### DATA LINES
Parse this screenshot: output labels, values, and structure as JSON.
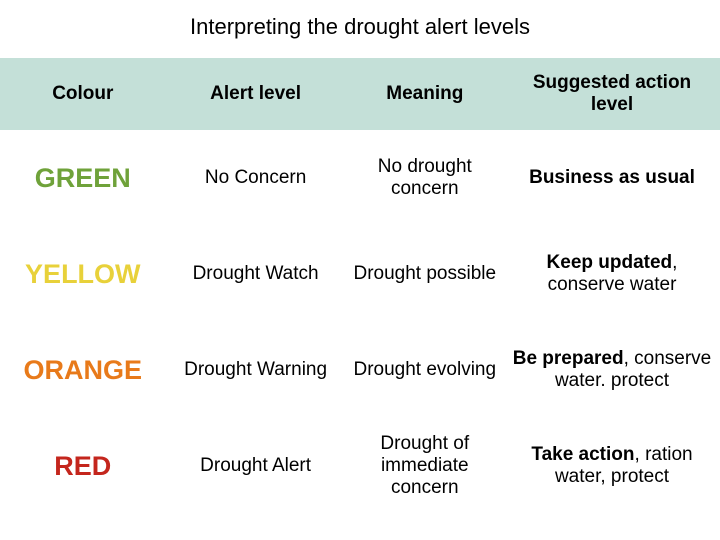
{
  "title": "Interpreting the drought alert levels",
  "table": {
    "columns": [
      "Colour",
      "Alert level",
      "Meaning",
      "Suggested action level"
    ],
    "header_bg": "#c4e0d8",
    "rows": [
      {
        "colour_label": "GREEN",
        "colour_hex": "#6fa23a",
        "alert_level": "No Concern",
        "meaning": "No drought concern",
        "action_bold": "Business as usual",
        "action_rest": ""
      },
      {
        "colour_label": "YELLOW",
        "colour_hex": "#e8d13a",
        "alert_level": "Drought Watch",
        "meaning": "Drought possible",
        "action_bold": "Keep updated",
        "action_rest": ", conserve water"
      },
      {
        "colour_label": "ORANGE",
        "colour_hex": "#e87a1a",
        "alert_level": "Drought Warning",
        "meaning": "Drought evolving",
        "action_bold": "Be prepared",
        "action_rest": ", conserve water. protect"
      },
      {
        "colour_label": "RED",
        "colour_hex": "#c4261d",
        "alert_level": "Drought Alert",
        "meaning": "Drought of immediate concern",
        "action_bold": "Take action",
        "action_rest": ", ration water, protect"
      }
    ]
  }
}
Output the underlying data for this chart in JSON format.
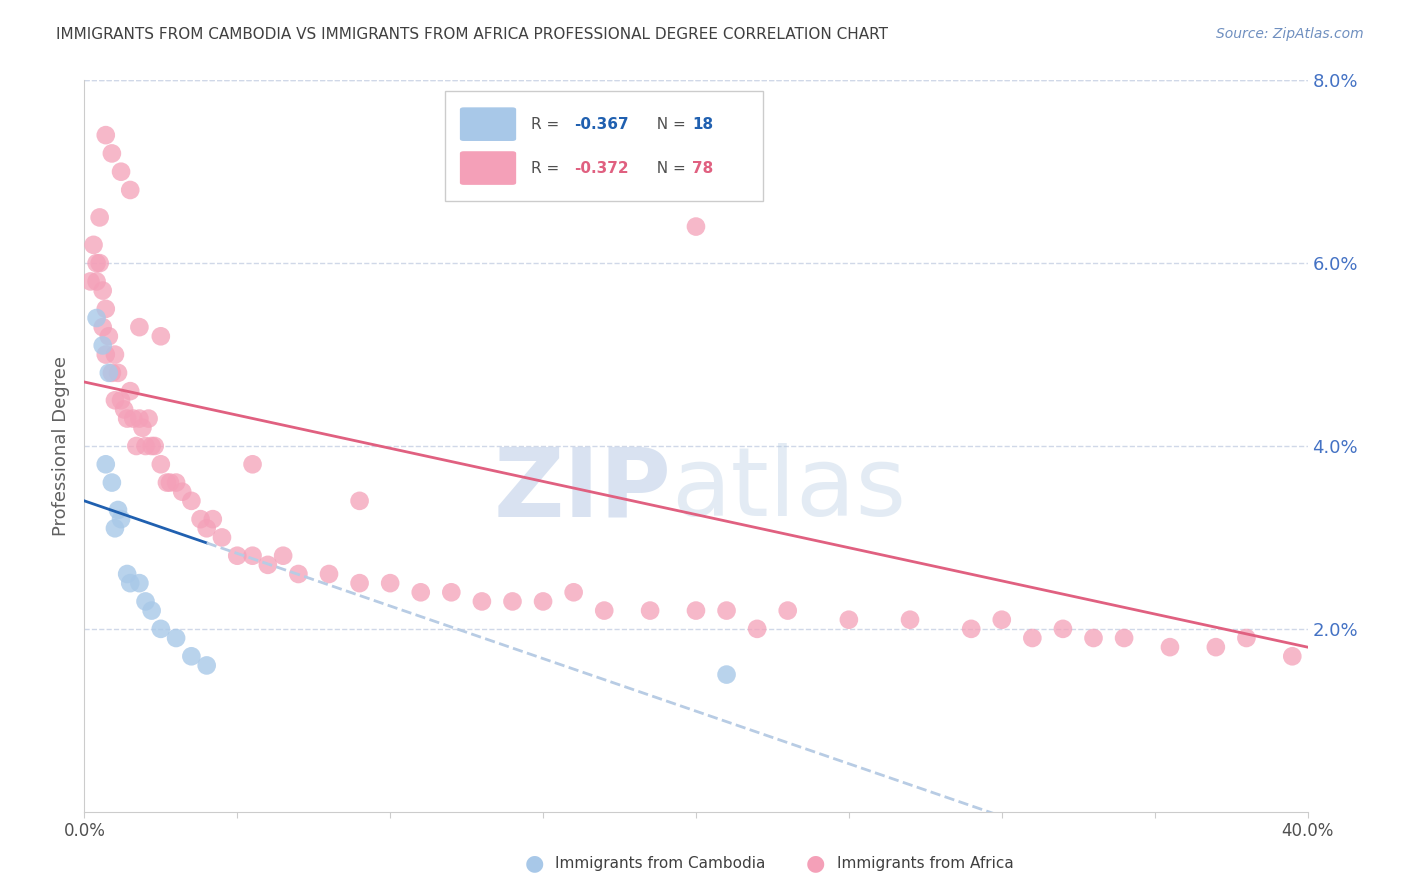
{
  "title": "IMMIGRANTS FROM CAMBODIA VS IMMIGRANTS FROM AFRICA PROFESSIONAL DEGREE CORRELATION CHART",
  "source": "Source: ZipAtlas.com",
  "ylabel": "Professional Degree",
  "xlim": [
    0.0,
    0.4
  ],
  "ylim": [
    0.0,
    0.08
  ],
  "xticks": [
    0.0,
    0.05,
    0.1,
    0.15,
    0.2,
    0.25,
    0.3,
    0.35,
    0.4
  ],
  "xtick_labels": [
    "0.0%",
    "",
    "",
    "",
    "",
    "",
    "",
    "",
    "40.0%"
  ],
  "yticks_right": [
    0.0,
    0.02,
    0.04,
    0.06,
    0.08
  ],
  "ytick_right_labels": [
    "",
    "2.0%",
    "4.0%",
    "6.0%",
    "8.0%"
  ],
  "legend_R_cambodia": "-0.367",
  "legend_N_cambodia": "18",
  "legend_R_africa": "-0.372",
  "legend_N_africa": "78",
  "cambodia_color": "#a8c8e8",
  "africa_color": "#f4a0b8",
  "cambodia_line_color": "#2060b0",
  "africa_line_color": "#e06080",
  "dashed_line_color": "#b8cce4",
  "background_color": "#ffffff",
  "grid_color": "#d0d8e8",
  "title_color": "#404040",
  "axis_label_color": "#606060",
  "right_axis_color": "#4472c4",
  "cambodia_x": [
    0.004,
    0.006,
    0.007,
    0.008,
    0.009,
    0.01,
    0.011,
    0.012,
    0.014,
    0.015,
    0.018,
    0.02,
    0.022,
    0.025,
    0.03,
    0.035,
    0.04,
    0.21
  ],
  "cambodia_y": [
    0.054,
    0.051,
    0.038,
    0.048,
    0.036,
    0.031,
    0.033,
    0.032,
    0.026,
    0.025,
    0.025,
    0.023,
    0.022,
    0.02,
    0.019,
    0.017,
    0.016,
    0.015
  ],
  "africa_x": [
    0.002,
    0.003,
    0.004,
    0.004,
    0.005,
    0.005,
    0.006,
    0.006,
    0.007,
    0.007,
    0.008,
    0.009,
    0.01,
    0.01,
    0.011,
    0.012,
    0.013,
    0.014,
    0.015,
    0.016,
    0.017,
    0.018,
    0.019,
    0.02,
    0.021,
    0.022,
    0.023,
    0.025,
    0.027,
    0.028,
    0.03,
    0.032,
    0.035,
    0.038,
    0.04,
    0.042,
    0.045,
    0.05,
    0.055,
    0.06,
    0.065,
    0.07,
    0.08,
    0.09,
    0.1,
    0.11,
    0.12,
    0.13,
    0.14,
    0.15,
    0.16,
    0.17,
    0.185,
    0.2,
    0.21,
    0.22,
    0.23,
    0.25,
    0.27,
    0.29,
    0.3,
    0.31,
    0.32,
    0.33,
    0.34,
    0.355,
    0.37,
    0.38,
    0.395,
    0.007,
    0.009,
    0.012,
    0.015,
    0.018,
    0.025,
    0.055,
    0.09,
    0.2
  ],
  "africa_y": [
    0.058,
    0.062,
    0.06,
    0.058,
    0.065,
    0.06,
    0.057,
    0.053,
    0.055,
    0.05,
    0.052,
    0.048,
    0.05,
    0.045,
    0.048,
    0.045,
    0.044,
    0.043,
    0.046,
    0.043,
    0.04,
    0.043,
    0.042,
    0.04,
    0.043,
    0.04,
    0.04,
    0.038,
    0.036,
    0.036,
    0.036,
    0.035,
    0.034,
    0.032,
    0.031,
    0.032,
    0.03,
    0.028,
    0.028,
    0.027,
    0.028,
    0.026,
    0.026,
    0.025,
    0.025,
    0.024,
    0.024,
    0.023,
    0.023,
    0.023,
    0.024,
    0.022,
    0.022,
    0.022,
    0.022,
    0.02,
    0.022,
    0.021,
    0.021,
    0.02,
    0.021,
    0.019,
    0.02,
    0.019,
    0.019,
    0.018,
    0.018,
    0.019,
    0.017,
    0.074,
    0.072,
    0.07,
    0.068,
    0.053,
    0.052,
    0.038,
    0.034,
    0.064
  ]
}
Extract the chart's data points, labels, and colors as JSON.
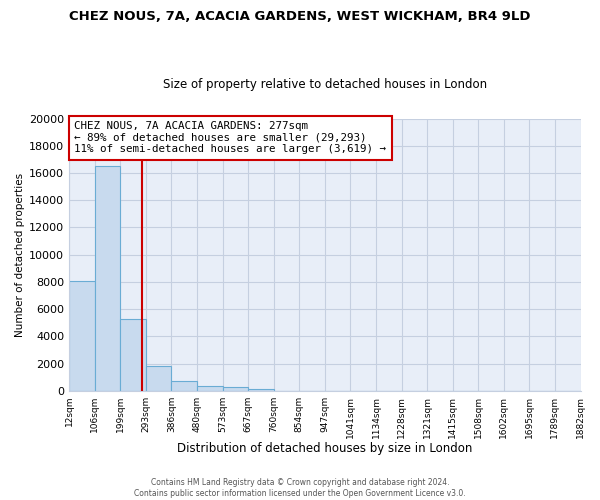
{
  "title": "CHEZ NOUS, 7A, ACACIA GARDENS, WEST WICKHAM, BR4 9LD",
  "subtitle": "Size of property relative to detached houses in London",
  "xlabel": "Distribution of detached houses by size in London",
  "ylabel": "Number of detached properties",
  "bar_values": [
    8100,
    16550,
    5300,
    1850,
    750,
    350,
    250,
    150,
    0,
    0,
    0,
    0,
    0,
    0,
    0,
    0,
    0,
    0,
    0,
    0
  ],
  "bin_labels": [
    "12sqm",
    "106sqm",
    "199sqm",
    "293sqm",
    "386sqm",
    "480sqm",
    "573sqm",
    "667sqm",
    "760sqm",
    "854sqm",
    "947sqm",
    "1041sqm",
    "1134sqm",
    "1228sqm",
    "1321sqm",
    "1415sqm",
    "1508sqm",
    "1602sqm",
    "1695sqm",
    "1789sqm",
    "1882sqm"
  ],
  "bar_color": "#c8daee",
  "bar_edge_color": "#6aacd4",
  "vline_color": "#cc0000",
  "annotation_title": "CHEZ NOUS, 7A ACACIA GARDENS: 277sqm",
  "annotation_line1": "← 89% of detached houses are smaller (29,293)",
  "annotation_line2": "11% of semi-detached houses are larger (3,619) →",
  "annotation_box_color": "#ffffff",
  "annotation_box_edge": "#cc0000",
  "ylim": [
    0,
    20000
  ],
  "yticks": [
    0,
    2000,
    4000,
    6000,
    8000,
    10000,
    12000,
    14000,
    16000,
    18000,
    20000
  ],
  "footer_line1": "Contains HM Land Registry data © Crown copyright and database right 2024.",
  "footer_line2": "Contains public sector information licensed under the Open Government Licence v3.0.",
  "background_color": "#e8eef8",
  "plot_bg_color": "#e8eef8",
  "grid_color": "#c5cfe0"
}
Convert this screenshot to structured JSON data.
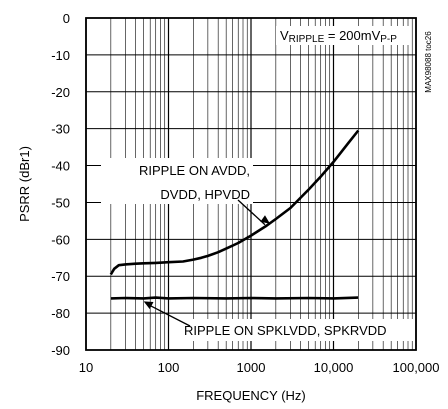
{
  "page_title": "",
  "chart_data": {
    "type": "line",
    "title": "",
    "xlabel": "FREQUENCY (Hz)",
    "ylabel": "PSRR (dBr1)",
    "x_scale": "log",
    "xlim": [
      10,
      100000
    ],
    "ylim": [
      -90,
      0
    ],
    "x_ticks": [
      10,
      100,
      1000,
      10000,
      100000
    ],
    "x_tick_labels": [
      "10",
      "100",
      "1000",
      "10,000",
      "100,000"
    ],
    "y_ticks": [
      0,
      -10,
      -20,
      -30,
      -40,
      -50,
      -60,
      -70,
      -80,
      -90
    ],
    "y_tick_labels": [
      "0",
      "-10",
      "-20",
      "-30",
      "-40",
      "-50",
      "-60",
      "-70",
      "-80",
      "-90"
    ],
    "grid": true,
    "condition_label": {
      "prefix": "V",
      "sub1": "RIPPLE",
      "mid": " = 200mV",
      "sub2": "P-P"
    },
    "side_id": "MAX98088 toc26",
    "annotations": [
      {
        "lines": [
          "RIPPLE ON AVDD,",
          "DVDD, HPVDD"
        ],
        "target_series": 0
      },
      {
        "lines": [
          "RIPPLE ON SPKLVDD, SPKRVDD"
        ],
        "target_series": 1
      }
    ],
    "series": [
      {
        "x": [
          20,
          22,
          25,
          30,
          40,
          50,
          70,
          100,
          150,
          200,
          250,
          300,
          400,
          500,
          700,
          1000,
          1500,
          2000,
          3000,
          5000,
          7000,
          10000,
          15000,
          20000
        ],
        "y": [
          -69.5,
          -68,
          -67,
          -66.8,
          -66.6,
          -66.5,
          -66.4,
          -66.2,
          -66,
          -65.5,
          -65,
          -64.5,
          -63.5,
          -62.5,
          -61,
          -59,
          -56.5,
          -54.5,
          -51.5,
          -46.5,
          -43,
          -39,
          -34,
          -30.5
        ]
      },
      {
        "x": [
          20,
          30,
          50,
          70,
          100,
          200,
          500,
          1000,
          2000,
          5000,
          10000,
          20000
        ],
        "y": [
          -76,
          -75.9,
          -76,
          -75.8,
          -76,
          -75.9,
          -76,
          -75.9,
          -76,
          -75.9,
          -76,
          -75.8
        ]
      }
    ]
  }
}
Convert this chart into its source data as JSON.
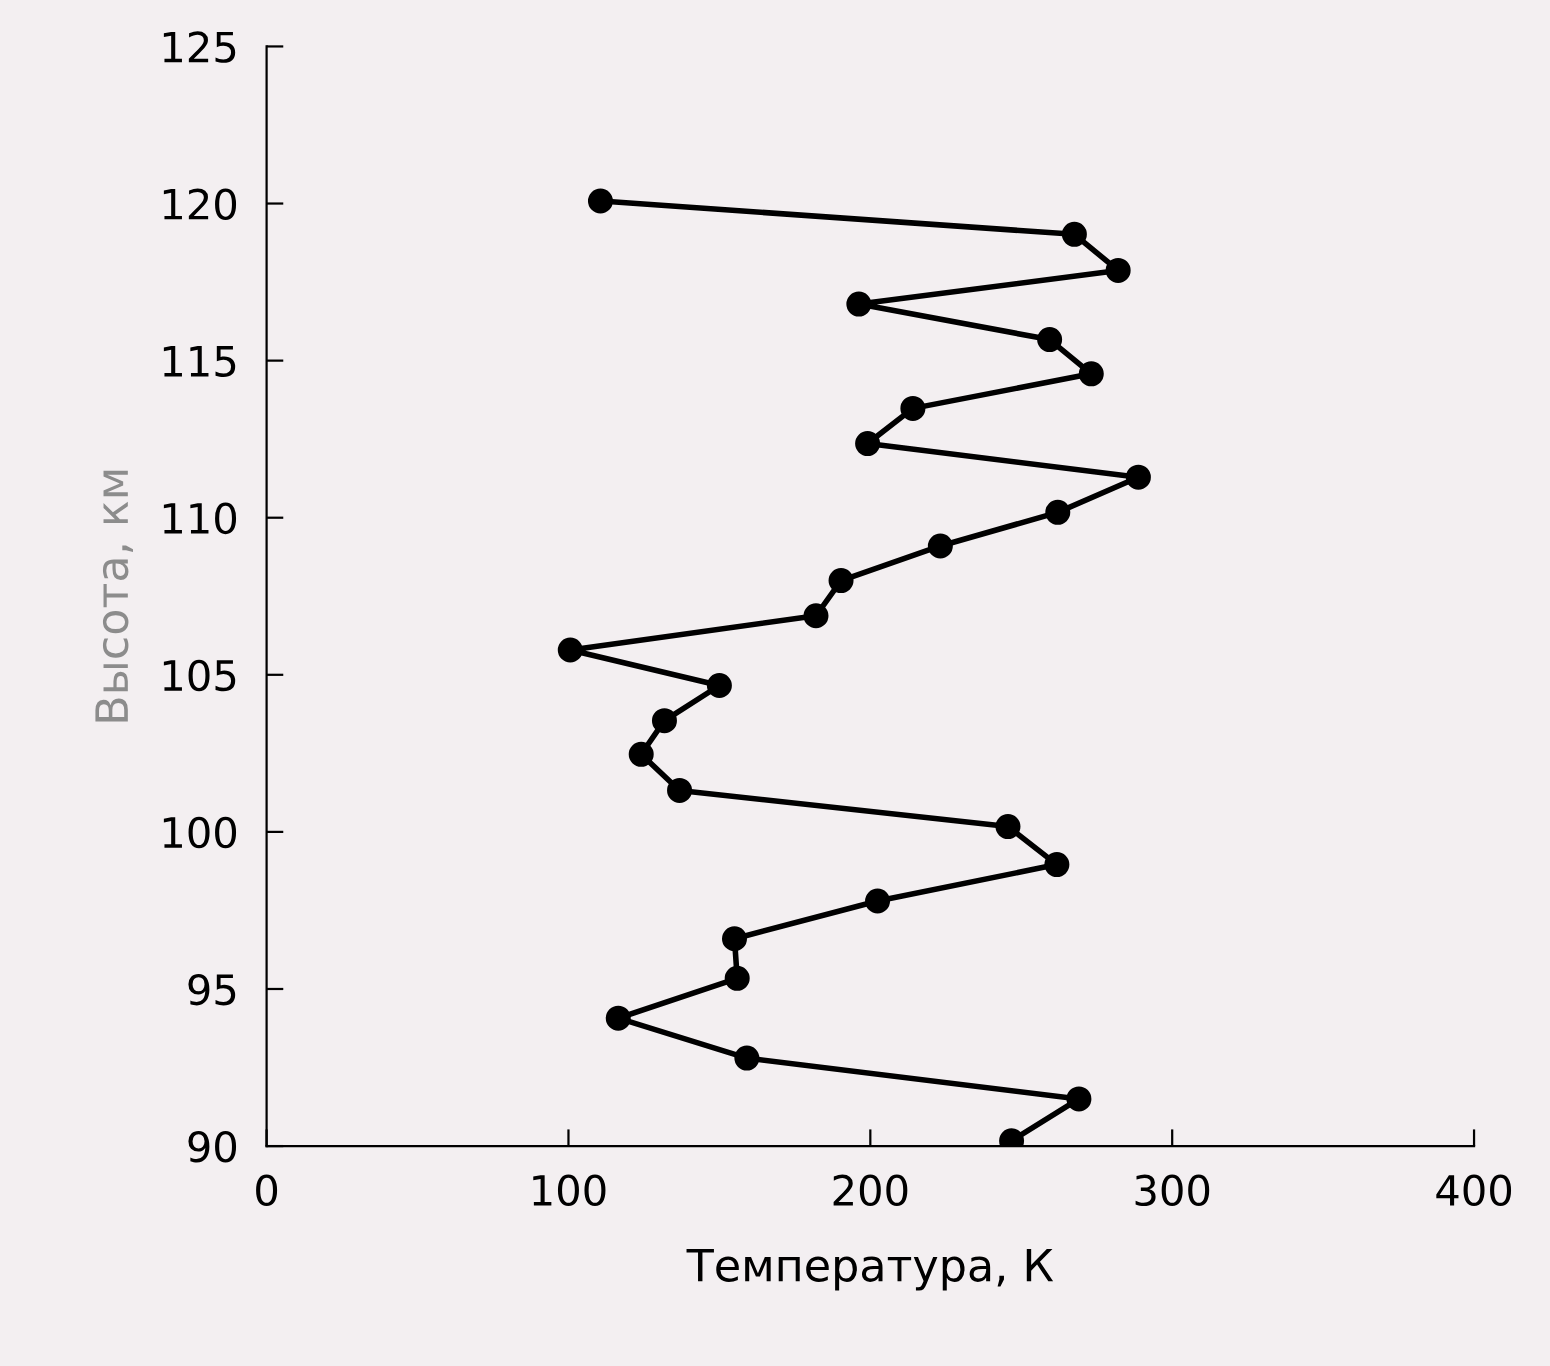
{
  "chart_data": {
    "type": "line",
    "xlabel": "Температура, К",
    "ylabel": "Высота, км",
    "series": [
      {
        "color": "#000000",
        "marker": "circle",
        "line_style": "solid",
        "x": [
          246.8,
          269.1,
          159.1,
          116.5,
          155.9,
          155,
          202.4,
          261.8,
          245.6,
          136.8,
          124.1,
          131.8,
          150,
          100.6,
          182,
          190.3,
          223.2,
          262.1,
          288.8,
          199.1,
          214.1,
          273.2,
          259.4,
          196.2,
          282.1,
          267.6,
          110.6
        ],
        "values": [
          90.17,
          91.5,
          92.8,
          94.07,
          95.34,
          96.6,
          97.8,
          98.96,
          100.17,
          101.32,
          102.47,
          103.54,
          104.66,
          105.79,
          106.88,
          108.0,
          109.1,
          110.17,
          111.29,
          112.36,
          113.48,
          114.58,
          115.67,
          116.8,
          117.87,
          119.02,
          120.08
        ]
      }
    ],
    "xlim": [
      0,
      400
    ],
    "xticks": [
      0,
      100,
      200,
      300,
      400
    ],
    "ylim": [
      90,
      125
    ],
    "yticks": [
      90,
      95,
      100,
      105,
      110,
      115,
      120,
      125
    ],
    "grid": false,
    "legend": false
  }
}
######
* WHAT THIS TASK INVOLVES
Return nothing except the number of lines that include the string "London".

* THE REPLY
2